Stated exercise:
Isolate every line in the data with the string "annual" and copy it.
── Raw records ──
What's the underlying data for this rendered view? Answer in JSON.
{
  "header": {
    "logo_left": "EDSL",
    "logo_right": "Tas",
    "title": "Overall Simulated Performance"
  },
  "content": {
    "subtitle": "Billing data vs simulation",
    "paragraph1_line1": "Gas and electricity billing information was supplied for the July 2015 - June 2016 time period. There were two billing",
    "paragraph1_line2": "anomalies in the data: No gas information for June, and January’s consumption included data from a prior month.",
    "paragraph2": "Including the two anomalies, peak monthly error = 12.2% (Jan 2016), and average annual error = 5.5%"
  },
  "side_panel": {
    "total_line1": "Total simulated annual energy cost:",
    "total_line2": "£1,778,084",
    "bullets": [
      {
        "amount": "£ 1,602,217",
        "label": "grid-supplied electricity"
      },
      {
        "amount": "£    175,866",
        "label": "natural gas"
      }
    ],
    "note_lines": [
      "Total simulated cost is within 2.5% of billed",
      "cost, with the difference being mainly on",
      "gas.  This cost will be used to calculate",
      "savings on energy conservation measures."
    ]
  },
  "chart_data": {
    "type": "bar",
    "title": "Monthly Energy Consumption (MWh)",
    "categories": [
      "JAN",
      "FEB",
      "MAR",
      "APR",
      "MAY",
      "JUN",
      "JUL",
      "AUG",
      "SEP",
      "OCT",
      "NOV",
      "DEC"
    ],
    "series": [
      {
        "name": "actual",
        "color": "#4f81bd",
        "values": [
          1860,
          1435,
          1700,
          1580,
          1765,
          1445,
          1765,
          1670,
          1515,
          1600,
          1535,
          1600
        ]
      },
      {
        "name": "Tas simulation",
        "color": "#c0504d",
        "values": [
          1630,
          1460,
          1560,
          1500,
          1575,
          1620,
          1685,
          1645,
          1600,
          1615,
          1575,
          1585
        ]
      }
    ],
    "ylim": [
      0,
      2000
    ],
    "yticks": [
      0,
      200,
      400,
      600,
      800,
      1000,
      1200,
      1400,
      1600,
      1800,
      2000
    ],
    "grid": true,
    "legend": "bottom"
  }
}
───
Full solution:
    "paragraph2": "Including the two anomalies, peak monthly error = 12.2% (Jan 2016), and average annual error = 5.5%"
    "total_line1": "Total simulated annual energy cost:",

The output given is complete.